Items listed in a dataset
■ ■ ■ ■ ■ ■ ■
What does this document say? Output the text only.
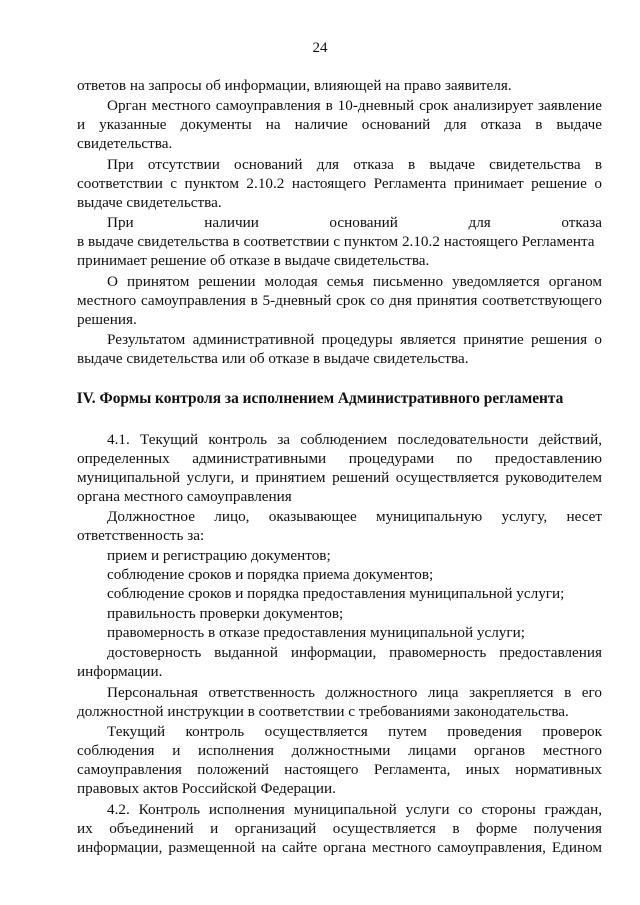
24
ответов на запросы об информации, влияющей на право заявителя.
Орган местного самоуправления в 10-дневный срок анализирует заявление
и указанные документы на наличие оснований для отказа в выдаче
свидетельства.
При отсутствии оснований для отказа в выдаче свидетельства в
соответствии с пунктом 2.10.2 настоящего Регламента принимает решение о
выдаче свидетельства.
При наличии оснований для отказа
в выдаче свидетельства в соответствии с пунктом 2.10.2 настоящего Регламента
принимает решение об отказе в выдаче свидетельства.
О принятом решении молодая семья письменно уведомляется органом
местного самоуправления в 5-дневный срок со дня принятия соответствующего
решения.
Результатом административной процедуры является принятие решения о
выдаче свидетельства или об отказе в выдаче свидетельства.
IV. Формы контроля за исполнением Административного регламента
4.1. Текущий контроль за соблюдением последовательности действий,
определенных административными процедурами по предоставлению
муниципальной услуги, и принятием решений осуществляется руководителем
органа местного самоуправления
Должностное лицо, оказывающее муниципальную услугу, несет
ответственность за:
прием и регистрацию документов;
соблюдение сроков и порядка приема документов;
соблюдение сроков и порядка предоставления муниципальной услуги;
правильность проверки документов;
правомерность в отказе предоставления муниципальной услуги;
достоверность выданной информации, правомерность предоставления
информации.
Персональная ответственность должностного лица закрепляется в его
должностной инструкции в соответствии с требованиями законодательства.
Текущий контроль осуществляется путем проведения проверок
соблюдения и исполнения должностными лицами органов местного
самоуправления положений настоящего Регламента, иных нормативных
правовых актов Российской Федерации.
4.2. Контроль исполнения муниципальной услуги со стороны граждан,
их объединений и организаций осуществляется в форме получения
информации, размещенной на сайте органа местного самоуправления, Едином
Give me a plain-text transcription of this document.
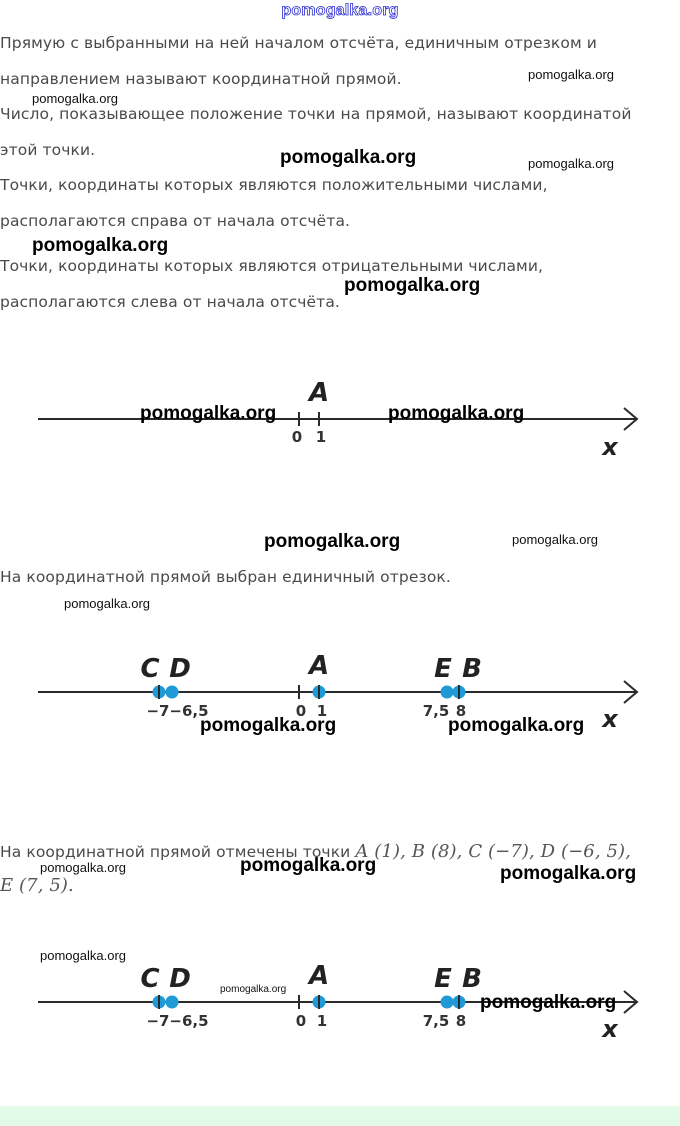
pomogalka.org
Прямую с выбранными на ней началом отсчёта, единичным отрезком и
направлением называют координатной прямой.
Число, показывающее положение точки на прямой, называют координатой
этой точки.
Точки, координаты которых являются положительными числами,
располагаются справа от начала отсчёта.
Точки, координаты которых являются отрицательными числами,
располагаются слева от начала отсчёта.
На координатной прямой выбран единичный отрезок.
На координатной прямой отмечены точки A (1), B (8), C (−7), D (−6, 5),
E (7, 5).
0 1
A
x
C D	A	E B
−7 −6,5	0 1	7,5 8	x
C D	A	E B
−7 −6,5	0 1	7,5 8	x
pomogalka.org
pomogalka.org
pomogalka.org	pomogalka.org
pomogalka.org
pomogalka.org
pomogalka.org	pomogalka.org
pomogalka.org	pomogalka.org
pomogalka.org
pomogalka.org	pomogalka.org
pomogalka.org	pomogalka.org	pomogalka.org
pomogalka.org
pomogalka.org
pomogalka.org
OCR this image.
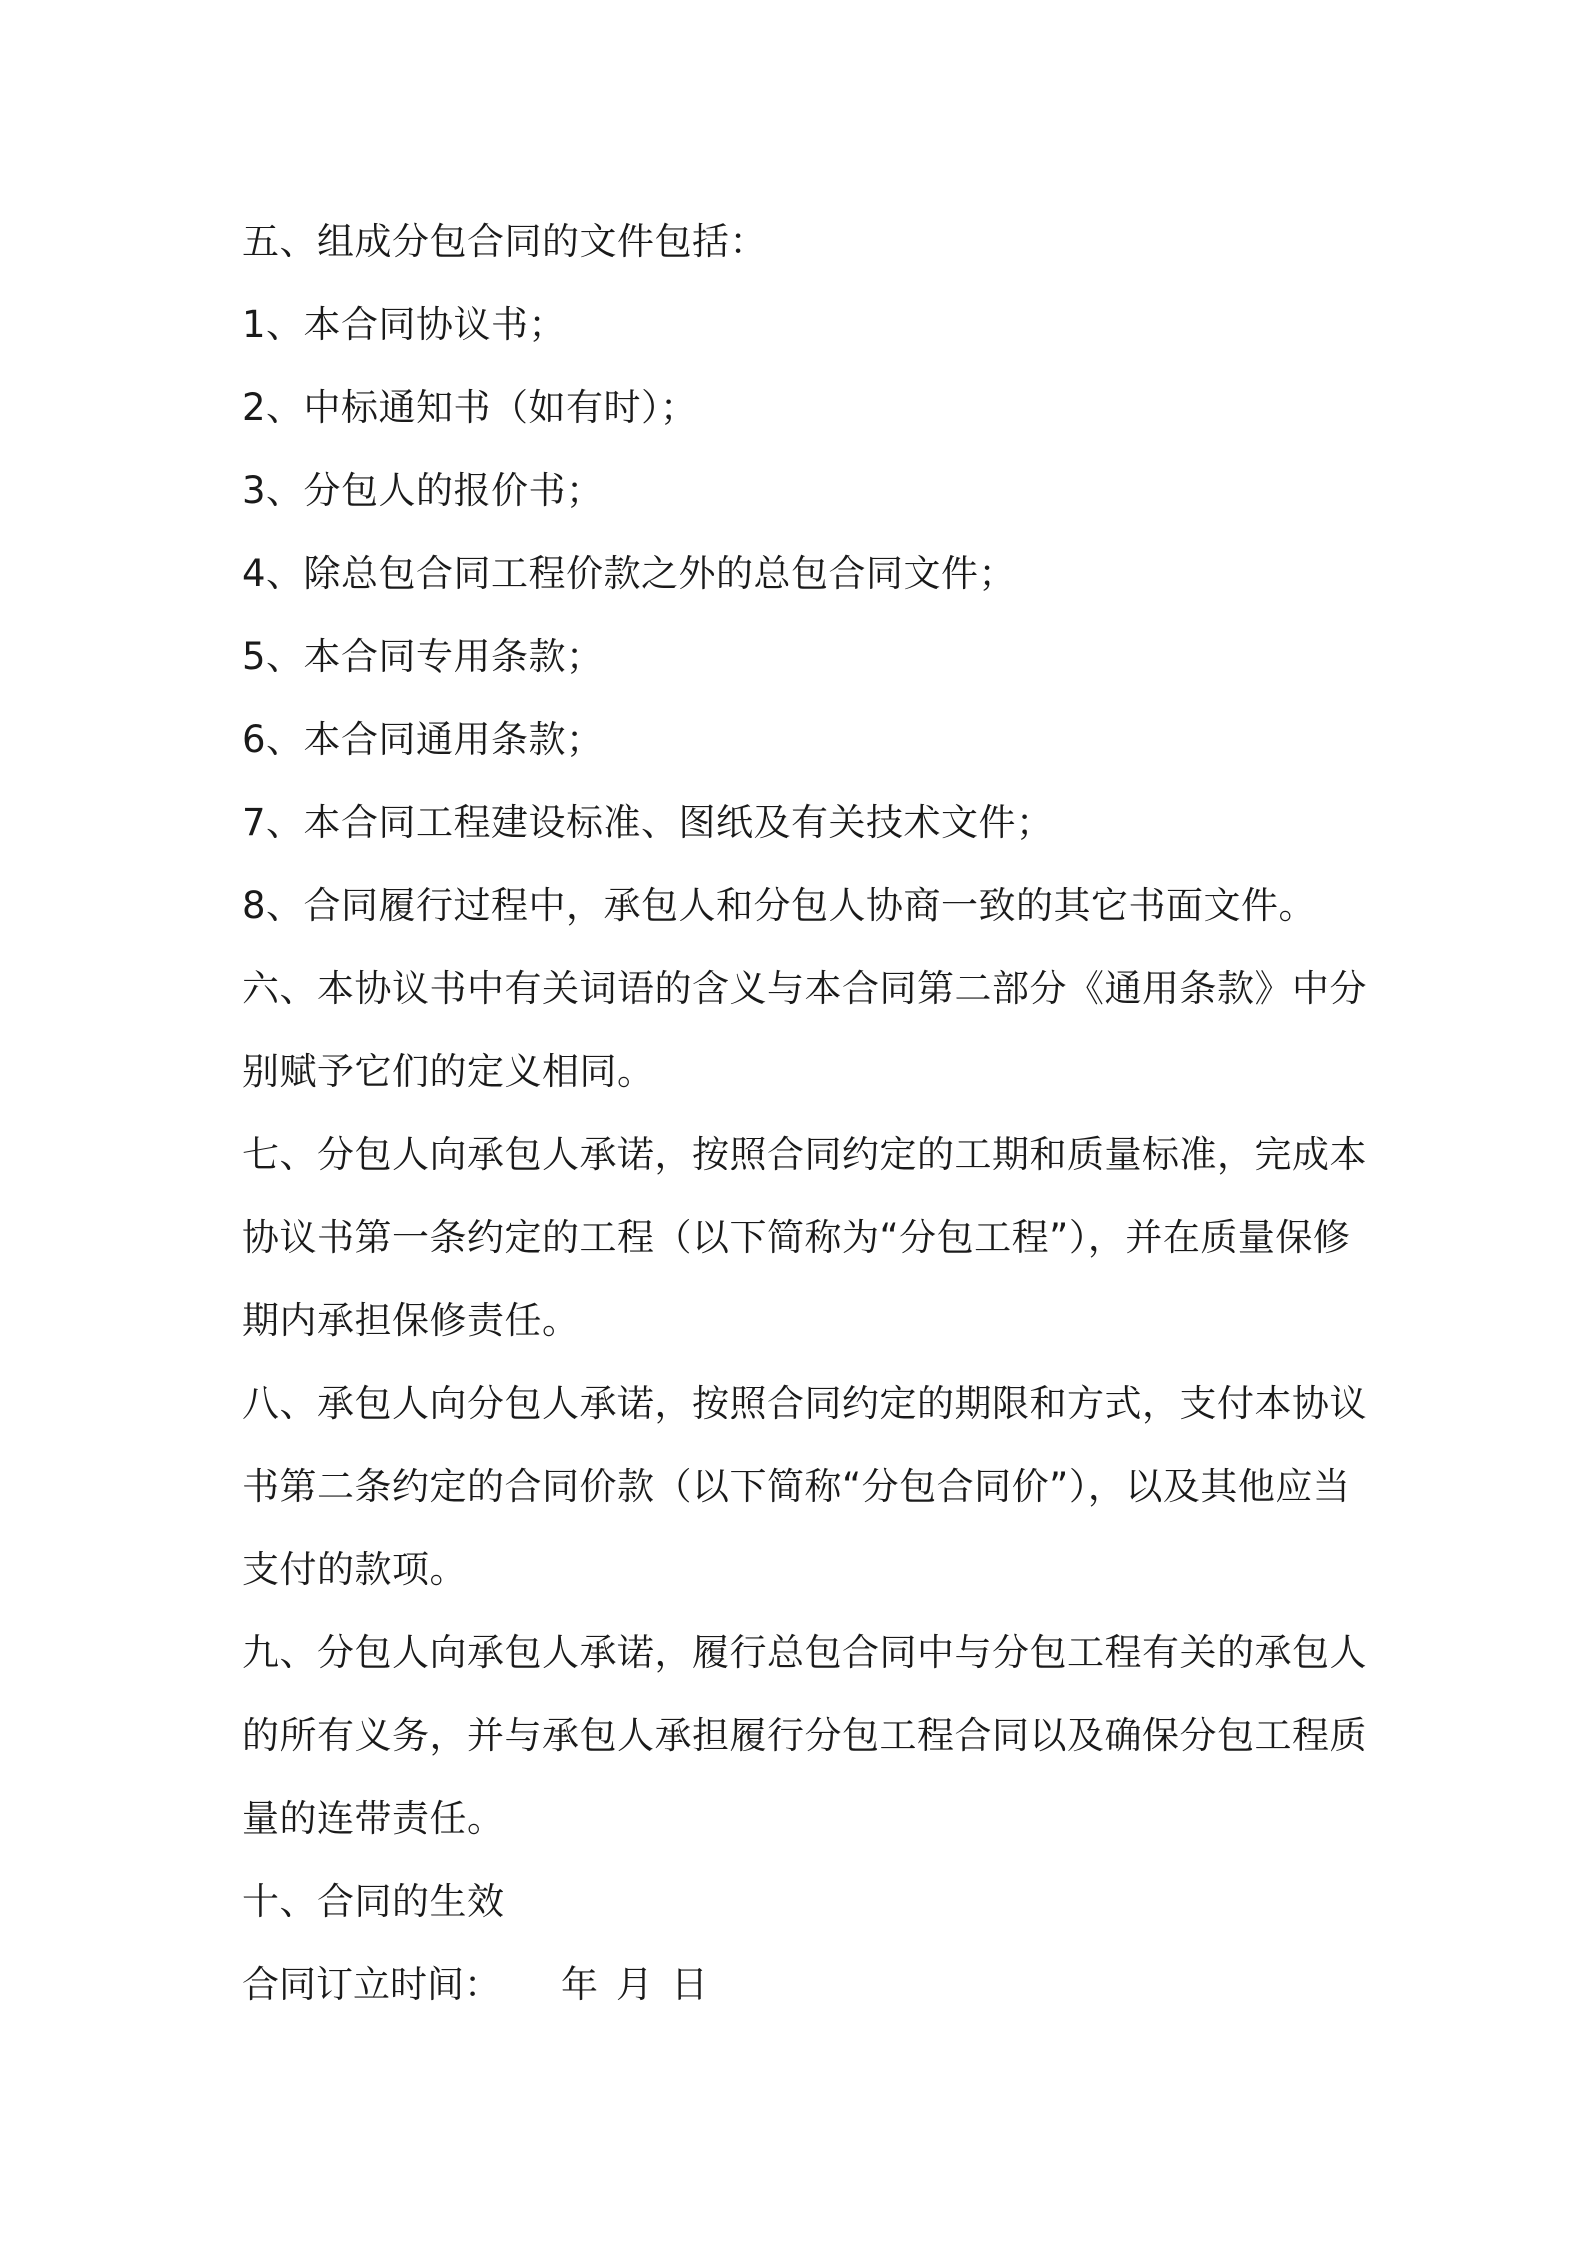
五、组成分包合同的文件包括：

1、本合同协议书；

2、中标通知书（如有时）；

3、分包人的报价书；

4、除总包合同工程价款之外的总包合同文件；

5、本合同专用条款；

6、本合同通用条款；

7、本合同工程建设标准、图纸及有关技术文件；

8、合同履行过程中，承包人和分包人协商一致的其它书面文件。

六、本协议书中有关词语的含义与本合同第二部分《通用条款》中分
别赋予它们的定义相同。

七、分包人向承包人承诺，按照合同约定的工期和质量标准，完成本
协议书第一条约定的工程（以下简称为“分包工程”），并在质量保修
期内承担保修责任。

八、承包人向分包人承诺，按照合同约定的期限和方式，支付本协议
书第二条约定的合同价款（以下简称“分包合同价”），以及其他应当
支付的款项。

九、分包人向承包人承诺，履行总包合同中与分包工程有关的承包人
的所有义务，并与承包人承担履行分包工程合同以及确保分包工程质
量的连带责任。

十、合同的生效

合同订立时间： 年 月 日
■ ■ ■ ■ ■ ■ ■
Aim of the task
From the data above, count the lines where "самоуправления" occurs and give that figure and nothing else.

Answer in full
5